◆ **Task to carry out**: Each entry must be given again exactly; images do not belong in the copy.

◆ **Extracted data**:

──────────────────────────────

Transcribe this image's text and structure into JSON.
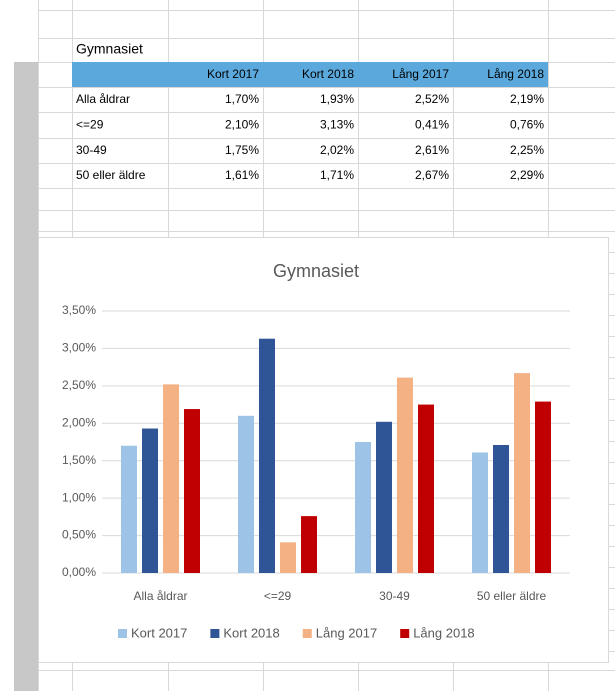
{
  "table": {
    "title": "Gymnasiet",
    "header": [
      "Kort 2017",
      "Kort 2018",
      "Lång 2017",
      "Lång 2018"
    ],
    "rows": [
      {
        "label": "Alla åldrar",
        "cells": [
          "1,70%",
          "1,93%",
          "2,52%",
          "2,19%"
        ]
      },
      {
        "label": "<=29",
        "cells": [
          "2,10%",
          "3,13%",
          "0,41%",
          "0,76%"
        ]
      },
      {
        "label": "30-49",
        "cells": [
          "1,75%",
          "2,02%",
          "2,61%",
          "2,25%"
        ]
      },
      {
        "label": "50 eller äldre",
        "cells": [
          "1,61%",
          "1,71%",
          "2,67%",
          "2,29%"
        ]
      }
    ]
  },
  "chart_data": {
    "type": "bar",
    "title": "Gymnasiet",
    "categories": [
      "Alla åldrar",
      "<=29",
      "30-49",
      "50 eller äldre"
    ],
    "series": [
      {
        "name": "Kort 2017",
        "color": "#9dc3e6",
        "values": [
          1.7,
          2.1,
          1.75,
          1.61
        ]
      },
      {
        "name": "Kort 2018",
        "color": "#2f5597",
        "values": [
          1.93,
          3.13,
          2.02,
          1.71
        ]
      },
      {
        "name": "Lång 2017",
        "color": "#f4b183",
        "values": [
          2.52,
          0.41,
          2.61,
          2.67
        ]
      },
      {
        "name": "Lång 2018",
        "color": "#c00000",
        "values": [
          2.19,
          0.76,
          2.25,
          2.29
        ]
      }
    ],
    "ylim": [
      0,
      3.5
    ],
    "yticks": [
      {
        "value": 0,
        "label": "0,00%"
      },
      {
        "value": 0.5,
        "label": "0,50%"
      },
      {
        "value": 1,
        "label": "1,00%"
      },
      {
        "value": 1.5,
        "label": "1,50%"
      },
      {
        "value": 2,
        "label": "2,00%"
      },
      {
        "value": 2.5,
        "label": "2,50%"
      },
      {
        "value": 3,
        "label": "3,00%"
      },
      {
        "value": 3.5,
        "label": "3,50%"
      }
    ],
    "grid": true,
    "legend": "bottom"
  }
}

──────────────────────────────

◆ **Response to this exercise**:
Transcribe this image's text and structure into JSON.
{
  "table": {
    "title": "Gymnasiet",
    "header": [
      "Kort 2017",
      "Kort 2018",
      "Lång 2017",
      "Lång 2018"
    ],
    "rows": [
      {
        "label": "Alla åldrar",
        "cells": [
          "1,70%",
          "1,93%",
          "2,52%",
          "2,19%"
        ]
      },
      {
        "label": "<=29",
        "cells": [
          "2,10%",
          "3,13%",
          "0,41%",
          "0,76%"
        ]
      },
      {
        "label": "30-49",
        "cells": [
          "1,75%",
          "2,02%",
          "2,61%",
          "2,25%"
        ]
      },
      {
        "label": "50 eller äldre",
        "cells": [
          "1,61%",
          "1,71%",
          "2,67%",
          "2,29%"
        ]
      }
    ]
  },
  "chart_data": {
    "type": "bar",
    "title": "Gymnasiet",
    "categories": [
      "Alla åldrar",
      "<=29",
      "30-49",
      "50 eller äldre"
    ],
    "series": [
      {
        "name": "Kort 2017",
        "color": "#9dc3e6",
        "values": [
          1.7,
          2.1,
          1.75,
          1.61
        ]
      },
      {
        "name": "Kort 2018",
        "color": "#2f5597",
        "values": [
          1.93,
          3.13,
          2.02,
          1.71
        ]
      },
      {
        "name": "Lång 2017",
        "color": "#f4b183",
        "values": [
          2.52,
          0.41,
          2.61,
          2.67
        ]
      },
      {
        "name": "Lång 2018",
        "color": "#c00000",
        "values": [
          2.19,
          0.76,
          2.25,
          2.29
        ]
      }
    ],
    "ylim": [
      0,
      3.5
    ],
    "yticks": [
      {
        "value": 0,
        "label": "0,00%"
      },
      {
        "value": 0.5,
        "label": "0,50%"
      },
      {
        "value": 1,
        "label": "1,00%"
      },
      {
        "value": 1.5,
        "label": "1,50%"
      },
      {
        "value": 2,
        "label": "2,00%"
      },
      {
        "value": 2.5,
        "label": "2,50%"
      },
      {
        "value": 3,
        "label": "3,00%"
      },
      {
        "value": 3.5,
        "label": "3,50%"
      }
    ],
    "grid": true,
    "legend": "bottom"
  }
}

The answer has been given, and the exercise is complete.